[start]

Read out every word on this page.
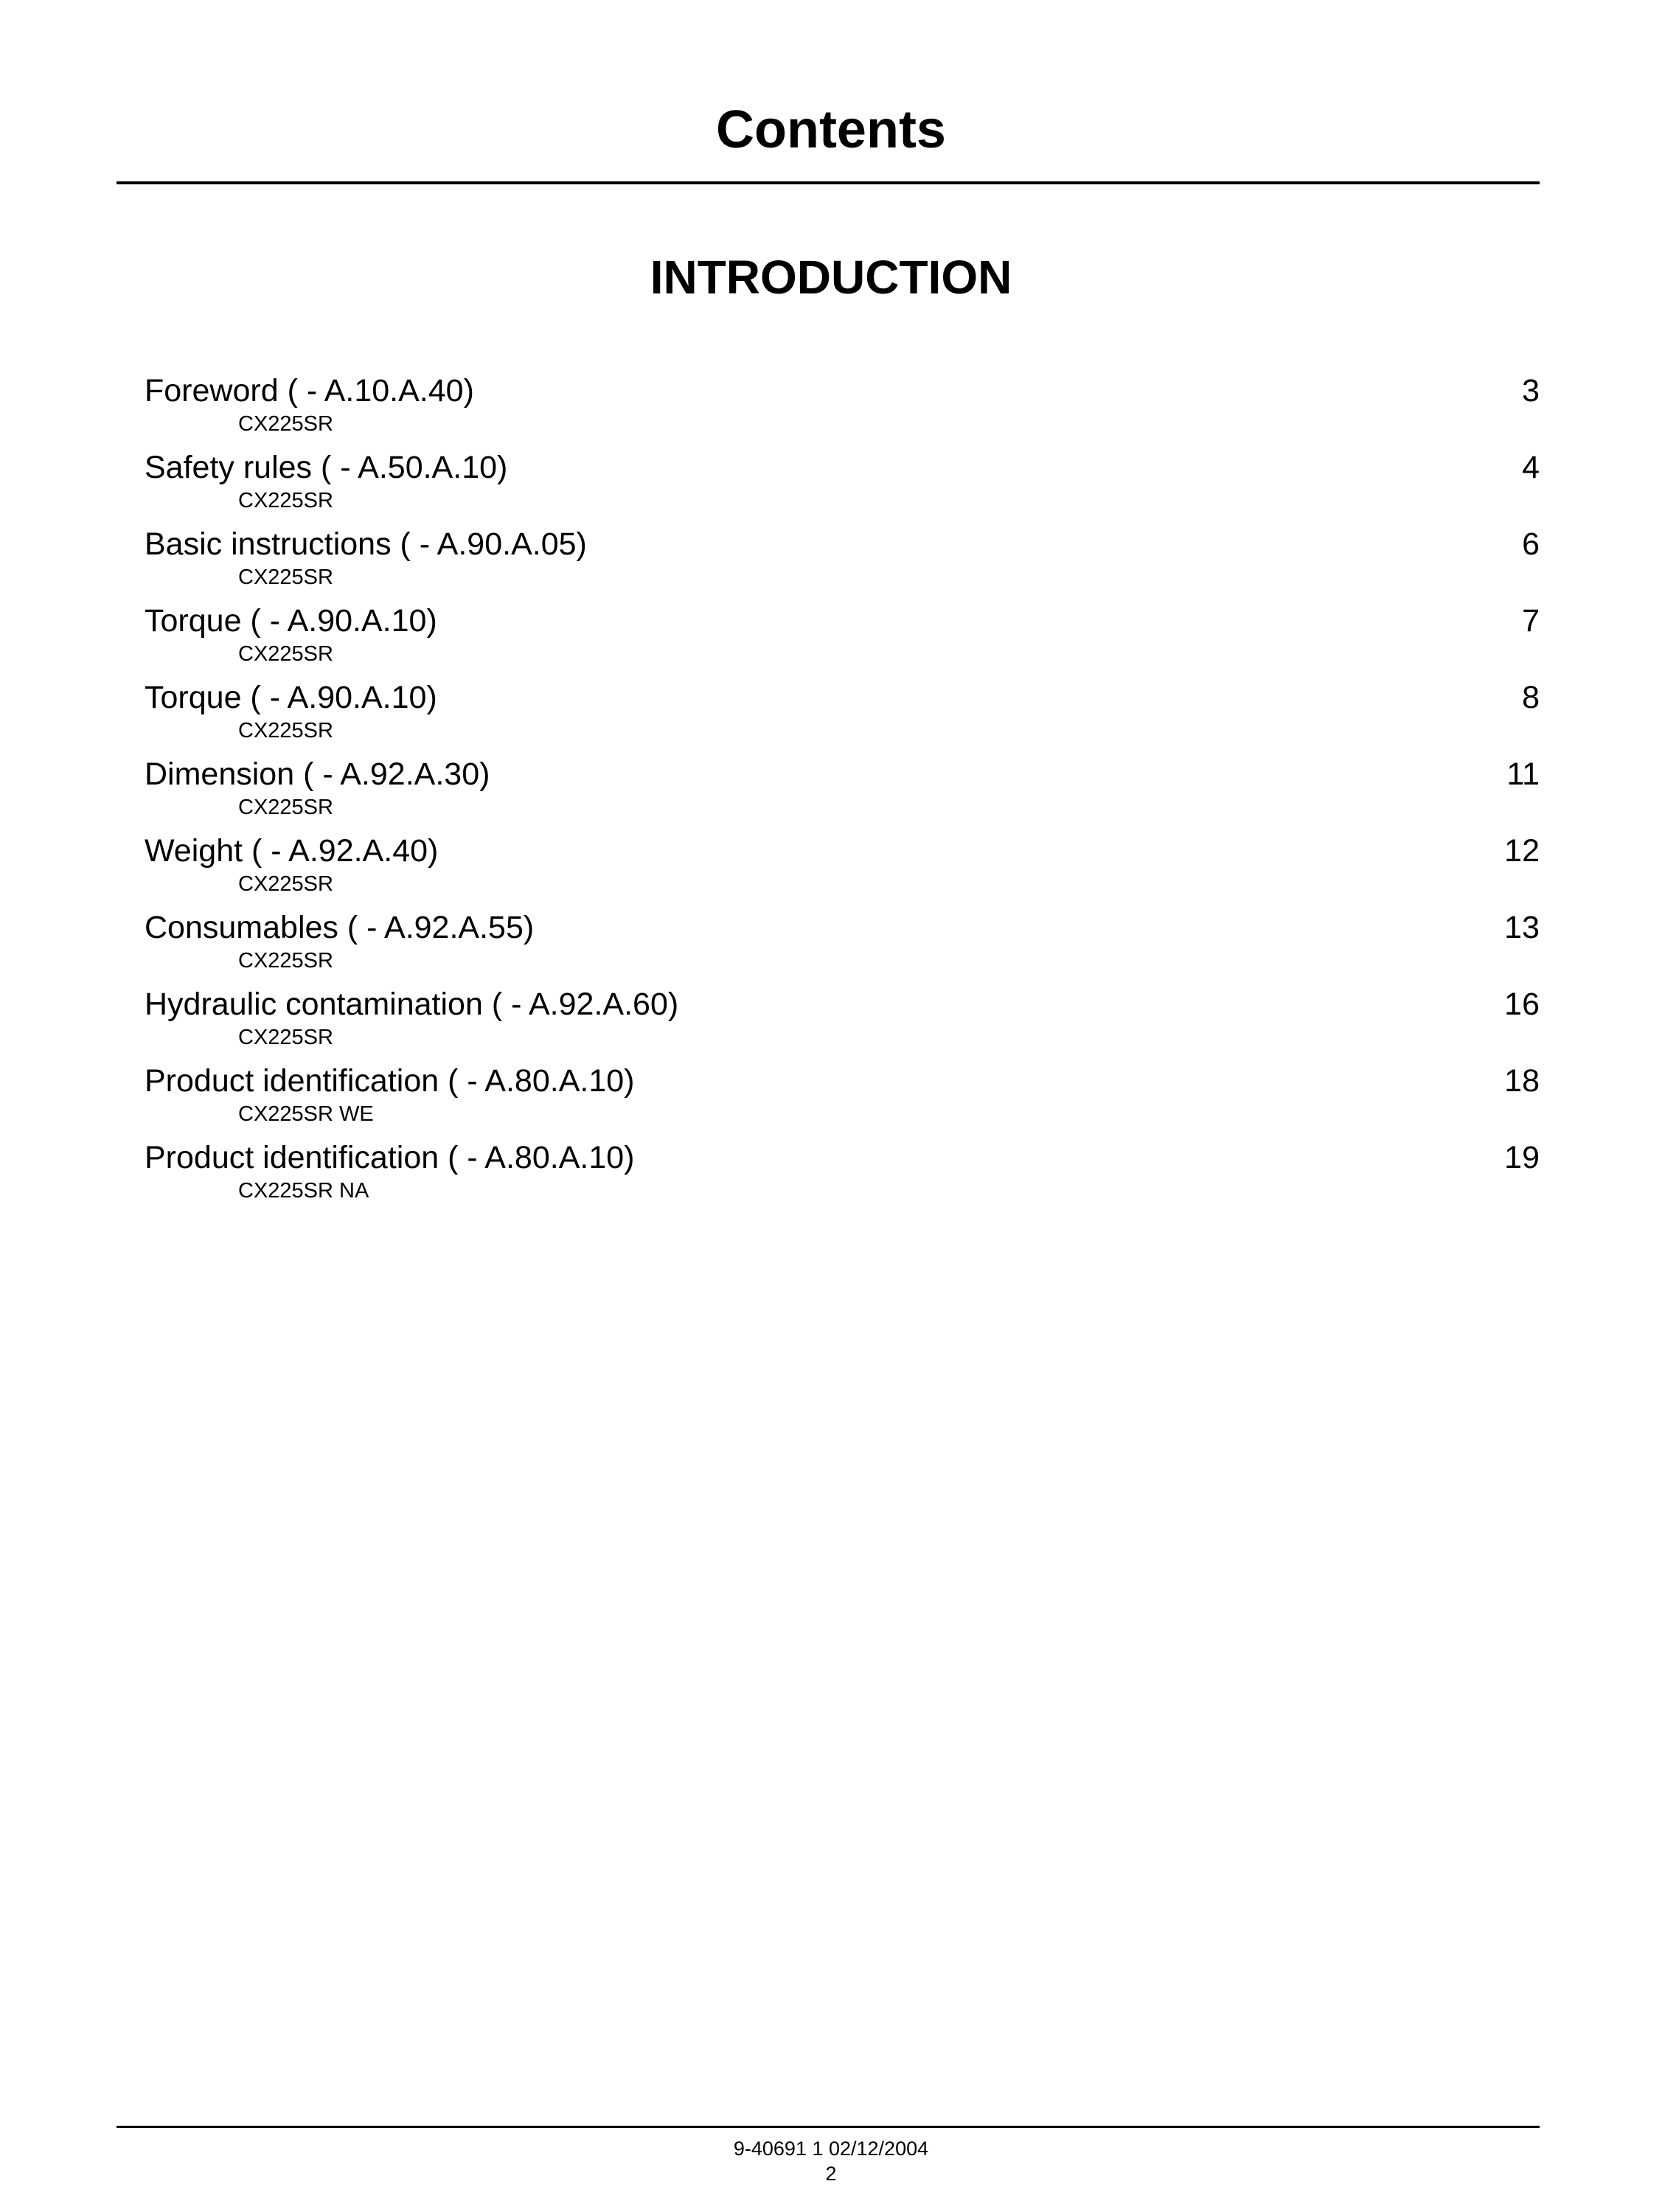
Contents
INTRODUCTION
Foreword ( - A.10.A.40)
CX225SR
3
Safety rules ( - A.50.A.10)
CX225SR
4
Basic instructions ( - A.90.A.05)
CX225SR
6
Torque ( - A.90.A.10)
CX225SR
7
Torque ( - A.90.A.10)
CX225SR
8
Dimension ( - A.92.A.30)
CX225SR
11
Weight ( - A.92.A.40)
CX225SR
12
Consumables ( - A.92.A.55)
CX225SR
13
Hydraulic contamination ( - A.92.A.60)
CX225SR
16
Product identification ( - A.80.A.10)
CX225SR WE
18
Product identification ( - A.80.A.10)
CX225SR NA
19
9-40691 1 02/12/2004
2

[end]

Required task: In your copy of the records, include no pictures; repeat everything else exactly.

Task result:
Read out every word on this page.
Contents
INTRODUCTION
Foreword ( - A.10.A.40)
CX225SR
3
Safety rules ( - A.50.A.10)
CX225SR
4
Basic instructions ( - A.90.A.05)
CX225SR
6
Torque ( - A.90.A.10)
CX225SR
7
Torque ( - A.90.A.10)
CX225SR
8
Dimension ( - A.92.A.30)
CX225SR
11
Weight ( - A.92.A.40)
CX225SR
12
Consumables ( - A.92.A.55)
CX225SR
13
Hydraulic contamination ( - A.92.A.60)
CX225SR
16
Product identification ( - A.80.A.10)
CX225SR WE
18
Product identification ( - A.80.A.10)
CX225SR NA
19
9-40691 1 02/12/2004
2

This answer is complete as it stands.